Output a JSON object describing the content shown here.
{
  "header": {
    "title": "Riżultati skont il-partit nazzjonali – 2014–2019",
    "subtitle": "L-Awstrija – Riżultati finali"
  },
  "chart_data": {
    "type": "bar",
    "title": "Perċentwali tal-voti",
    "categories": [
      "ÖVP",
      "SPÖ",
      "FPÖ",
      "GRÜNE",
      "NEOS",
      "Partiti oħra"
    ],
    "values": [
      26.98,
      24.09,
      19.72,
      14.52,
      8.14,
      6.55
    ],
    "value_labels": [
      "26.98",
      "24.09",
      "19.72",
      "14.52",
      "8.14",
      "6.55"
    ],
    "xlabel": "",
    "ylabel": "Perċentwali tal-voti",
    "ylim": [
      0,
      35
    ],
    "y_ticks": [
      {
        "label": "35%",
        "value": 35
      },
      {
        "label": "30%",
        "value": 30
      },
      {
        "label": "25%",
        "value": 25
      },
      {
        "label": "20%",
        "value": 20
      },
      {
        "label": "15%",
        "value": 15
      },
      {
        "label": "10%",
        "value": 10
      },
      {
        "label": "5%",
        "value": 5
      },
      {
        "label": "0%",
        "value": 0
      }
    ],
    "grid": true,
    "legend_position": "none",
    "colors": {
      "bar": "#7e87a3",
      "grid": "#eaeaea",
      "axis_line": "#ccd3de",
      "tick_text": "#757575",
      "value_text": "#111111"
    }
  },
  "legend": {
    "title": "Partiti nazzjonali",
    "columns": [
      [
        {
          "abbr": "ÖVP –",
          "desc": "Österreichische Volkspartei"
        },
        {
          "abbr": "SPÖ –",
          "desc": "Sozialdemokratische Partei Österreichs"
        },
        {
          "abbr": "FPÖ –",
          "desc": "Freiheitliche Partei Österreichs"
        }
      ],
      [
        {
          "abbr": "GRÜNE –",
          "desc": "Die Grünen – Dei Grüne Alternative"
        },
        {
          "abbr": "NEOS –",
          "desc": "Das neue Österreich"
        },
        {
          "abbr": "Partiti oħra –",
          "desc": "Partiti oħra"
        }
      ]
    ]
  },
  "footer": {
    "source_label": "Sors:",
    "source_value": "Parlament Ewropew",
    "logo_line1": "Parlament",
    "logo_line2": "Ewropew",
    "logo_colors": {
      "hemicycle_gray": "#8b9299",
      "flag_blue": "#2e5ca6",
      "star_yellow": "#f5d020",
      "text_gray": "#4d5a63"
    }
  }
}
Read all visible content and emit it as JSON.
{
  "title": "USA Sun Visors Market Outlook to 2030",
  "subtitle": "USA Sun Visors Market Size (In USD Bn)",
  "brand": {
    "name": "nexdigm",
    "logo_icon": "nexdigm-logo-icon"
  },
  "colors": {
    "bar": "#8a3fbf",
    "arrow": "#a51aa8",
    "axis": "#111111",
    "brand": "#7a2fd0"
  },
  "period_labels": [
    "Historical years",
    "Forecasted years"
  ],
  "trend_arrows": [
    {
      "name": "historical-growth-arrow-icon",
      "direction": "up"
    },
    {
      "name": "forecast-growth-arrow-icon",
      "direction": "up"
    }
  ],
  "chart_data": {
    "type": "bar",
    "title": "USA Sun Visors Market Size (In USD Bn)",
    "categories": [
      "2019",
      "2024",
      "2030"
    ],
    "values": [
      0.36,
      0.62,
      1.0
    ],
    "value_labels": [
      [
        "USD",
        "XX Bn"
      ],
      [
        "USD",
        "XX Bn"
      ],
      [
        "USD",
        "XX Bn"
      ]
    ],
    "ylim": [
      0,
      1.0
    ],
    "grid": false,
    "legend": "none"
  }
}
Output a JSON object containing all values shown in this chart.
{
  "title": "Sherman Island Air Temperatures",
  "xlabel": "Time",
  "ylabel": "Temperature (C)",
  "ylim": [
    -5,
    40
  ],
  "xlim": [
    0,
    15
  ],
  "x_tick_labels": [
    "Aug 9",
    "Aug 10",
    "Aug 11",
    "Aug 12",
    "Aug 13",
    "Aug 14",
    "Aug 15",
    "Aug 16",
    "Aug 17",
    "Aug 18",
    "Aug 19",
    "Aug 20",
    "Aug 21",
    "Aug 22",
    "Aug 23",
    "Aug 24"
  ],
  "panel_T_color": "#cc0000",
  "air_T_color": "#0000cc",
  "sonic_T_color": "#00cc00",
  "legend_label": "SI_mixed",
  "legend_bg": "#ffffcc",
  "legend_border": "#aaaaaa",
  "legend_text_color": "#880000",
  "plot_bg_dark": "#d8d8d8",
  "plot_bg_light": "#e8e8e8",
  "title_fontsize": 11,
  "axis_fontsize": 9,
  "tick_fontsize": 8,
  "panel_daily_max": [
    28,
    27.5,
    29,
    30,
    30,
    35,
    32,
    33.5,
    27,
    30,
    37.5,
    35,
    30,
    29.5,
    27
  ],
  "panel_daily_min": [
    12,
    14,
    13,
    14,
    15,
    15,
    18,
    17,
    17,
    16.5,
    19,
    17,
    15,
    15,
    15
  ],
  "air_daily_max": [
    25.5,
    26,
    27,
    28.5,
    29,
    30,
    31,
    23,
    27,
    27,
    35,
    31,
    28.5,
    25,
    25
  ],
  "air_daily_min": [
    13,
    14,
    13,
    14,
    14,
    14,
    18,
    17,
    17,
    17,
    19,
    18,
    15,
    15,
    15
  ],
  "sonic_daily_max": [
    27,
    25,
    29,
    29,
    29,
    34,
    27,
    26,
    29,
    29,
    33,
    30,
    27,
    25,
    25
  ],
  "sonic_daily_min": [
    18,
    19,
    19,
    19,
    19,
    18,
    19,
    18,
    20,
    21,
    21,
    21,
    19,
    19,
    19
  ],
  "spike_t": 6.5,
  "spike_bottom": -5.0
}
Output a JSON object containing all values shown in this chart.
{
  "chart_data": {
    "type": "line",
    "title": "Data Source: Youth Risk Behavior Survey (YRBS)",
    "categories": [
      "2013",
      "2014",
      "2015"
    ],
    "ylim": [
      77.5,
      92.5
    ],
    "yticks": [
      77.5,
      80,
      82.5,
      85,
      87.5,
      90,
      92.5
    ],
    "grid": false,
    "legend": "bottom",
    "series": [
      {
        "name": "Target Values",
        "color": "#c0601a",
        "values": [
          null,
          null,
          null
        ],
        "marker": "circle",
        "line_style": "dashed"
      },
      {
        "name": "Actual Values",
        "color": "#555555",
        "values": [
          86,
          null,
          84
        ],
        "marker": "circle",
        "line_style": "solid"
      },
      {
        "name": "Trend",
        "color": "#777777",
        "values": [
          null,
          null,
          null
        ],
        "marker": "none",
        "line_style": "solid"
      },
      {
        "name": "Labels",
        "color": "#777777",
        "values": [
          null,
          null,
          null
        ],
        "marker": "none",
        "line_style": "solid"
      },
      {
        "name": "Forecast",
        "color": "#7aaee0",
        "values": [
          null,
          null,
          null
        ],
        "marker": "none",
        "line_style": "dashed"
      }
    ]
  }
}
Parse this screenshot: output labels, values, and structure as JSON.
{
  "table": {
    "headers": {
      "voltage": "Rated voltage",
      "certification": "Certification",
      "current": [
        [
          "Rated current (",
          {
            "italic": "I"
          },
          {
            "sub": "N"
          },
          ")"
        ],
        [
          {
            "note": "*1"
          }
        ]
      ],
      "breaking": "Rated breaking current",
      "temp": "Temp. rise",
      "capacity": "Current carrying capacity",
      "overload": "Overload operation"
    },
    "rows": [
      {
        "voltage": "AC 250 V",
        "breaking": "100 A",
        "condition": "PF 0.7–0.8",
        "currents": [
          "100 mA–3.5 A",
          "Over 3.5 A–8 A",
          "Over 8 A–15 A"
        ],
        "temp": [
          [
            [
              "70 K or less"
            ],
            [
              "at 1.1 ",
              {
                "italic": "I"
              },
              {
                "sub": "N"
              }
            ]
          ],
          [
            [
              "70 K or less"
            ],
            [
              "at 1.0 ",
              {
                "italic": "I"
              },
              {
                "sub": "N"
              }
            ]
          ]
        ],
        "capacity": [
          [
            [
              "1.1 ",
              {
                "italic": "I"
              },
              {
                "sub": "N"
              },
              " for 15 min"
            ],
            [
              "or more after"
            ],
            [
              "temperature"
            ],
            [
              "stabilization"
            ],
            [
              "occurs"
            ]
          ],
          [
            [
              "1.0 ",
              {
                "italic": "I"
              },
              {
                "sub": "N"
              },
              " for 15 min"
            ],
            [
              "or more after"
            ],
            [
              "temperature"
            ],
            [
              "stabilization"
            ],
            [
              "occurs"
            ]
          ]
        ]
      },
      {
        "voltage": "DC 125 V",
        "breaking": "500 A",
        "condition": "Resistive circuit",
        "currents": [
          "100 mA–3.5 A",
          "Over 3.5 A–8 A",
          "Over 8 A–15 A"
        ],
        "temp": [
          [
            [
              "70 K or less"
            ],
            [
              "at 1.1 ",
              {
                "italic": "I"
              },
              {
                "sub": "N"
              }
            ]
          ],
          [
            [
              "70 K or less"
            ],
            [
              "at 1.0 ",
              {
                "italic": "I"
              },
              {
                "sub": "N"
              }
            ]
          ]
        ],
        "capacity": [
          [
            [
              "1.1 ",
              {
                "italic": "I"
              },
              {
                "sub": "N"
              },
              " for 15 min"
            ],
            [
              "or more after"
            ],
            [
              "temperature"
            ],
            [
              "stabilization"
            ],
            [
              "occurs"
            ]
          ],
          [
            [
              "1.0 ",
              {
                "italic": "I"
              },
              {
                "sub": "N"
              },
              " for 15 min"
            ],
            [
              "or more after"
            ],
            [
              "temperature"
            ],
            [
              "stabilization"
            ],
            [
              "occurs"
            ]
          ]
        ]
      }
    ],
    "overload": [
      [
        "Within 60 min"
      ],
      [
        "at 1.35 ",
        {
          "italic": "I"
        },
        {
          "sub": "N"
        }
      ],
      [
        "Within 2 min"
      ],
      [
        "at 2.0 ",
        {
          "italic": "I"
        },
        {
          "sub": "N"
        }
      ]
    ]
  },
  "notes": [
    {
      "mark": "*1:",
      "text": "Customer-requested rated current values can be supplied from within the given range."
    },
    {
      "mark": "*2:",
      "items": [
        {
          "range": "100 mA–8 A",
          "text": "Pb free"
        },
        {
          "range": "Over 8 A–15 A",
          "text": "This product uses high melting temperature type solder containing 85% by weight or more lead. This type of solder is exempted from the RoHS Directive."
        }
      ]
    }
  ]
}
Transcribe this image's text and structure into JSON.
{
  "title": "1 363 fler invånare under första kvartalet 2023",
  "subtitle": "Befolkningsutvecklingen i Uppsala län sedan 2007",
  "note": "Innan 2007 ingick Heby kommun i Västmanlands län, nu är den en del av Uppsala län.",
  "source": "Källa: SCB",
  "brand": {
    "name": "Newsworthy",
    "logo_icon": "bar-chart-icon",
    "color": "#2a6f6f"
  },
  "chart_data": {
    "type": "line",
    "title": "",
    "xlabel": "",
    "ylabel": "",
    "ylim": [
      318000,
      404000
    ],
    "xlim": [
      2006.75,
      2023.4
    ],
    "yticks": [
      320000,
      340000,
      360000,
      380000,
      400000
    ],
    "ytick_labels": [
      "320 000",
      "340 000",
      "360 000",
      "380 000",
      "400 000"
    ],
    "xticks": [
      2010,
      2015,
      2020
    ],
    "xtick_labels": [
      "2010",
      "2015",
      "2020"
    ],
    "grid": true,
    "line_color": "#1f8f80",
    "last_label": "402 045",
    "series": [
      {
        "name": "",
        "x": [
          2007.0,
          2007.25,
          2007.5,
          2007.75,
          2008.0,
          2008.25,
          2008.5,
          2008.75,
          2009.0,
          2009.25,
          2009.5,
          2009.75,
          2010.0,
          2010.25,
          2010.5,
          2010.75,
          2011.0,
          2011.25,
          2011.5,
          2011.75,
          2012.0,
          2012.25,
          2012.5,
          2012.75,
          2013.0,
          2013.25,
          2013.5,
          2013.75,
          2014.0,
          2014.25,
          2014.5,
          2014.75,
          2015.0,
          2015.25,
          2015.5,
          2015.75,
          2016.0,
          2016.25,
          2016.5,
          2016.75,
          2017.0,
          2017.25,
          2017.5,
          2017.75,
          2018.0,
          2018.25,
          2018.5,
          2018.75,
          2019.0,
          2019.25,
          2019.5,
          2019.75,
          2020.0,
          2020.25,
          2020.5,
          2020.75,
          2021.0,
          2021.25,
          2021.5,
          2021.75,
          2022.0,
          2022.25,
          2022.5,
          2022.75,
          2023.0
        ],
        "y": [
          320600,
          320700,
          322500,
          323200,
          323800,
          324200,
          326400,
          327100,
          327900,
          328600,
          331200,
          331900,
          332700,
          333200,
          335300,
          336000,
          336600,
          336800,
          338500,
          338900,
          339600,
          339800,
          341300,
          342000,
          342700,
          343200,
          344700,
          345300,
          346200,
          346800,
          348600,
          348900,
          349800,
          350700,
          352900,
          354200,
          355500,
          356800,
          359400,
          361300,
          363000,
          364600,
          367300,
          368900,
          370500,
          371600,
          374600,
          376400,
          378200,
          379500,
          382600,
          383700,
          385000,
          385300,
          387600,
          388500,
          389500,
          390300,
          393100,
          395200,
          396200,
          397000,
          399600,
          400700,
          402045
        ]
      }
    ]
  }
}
==================================================
YOUR INSTRUCTIONS | Leave out every line without the string "Riżultati" and copy the rest.

FULL SOLUTION |
    "title": "Riżultati skont il-partit nazzjonali – 2014–2019",
    "subtitle": "L-Awstrija – Riżultati finali"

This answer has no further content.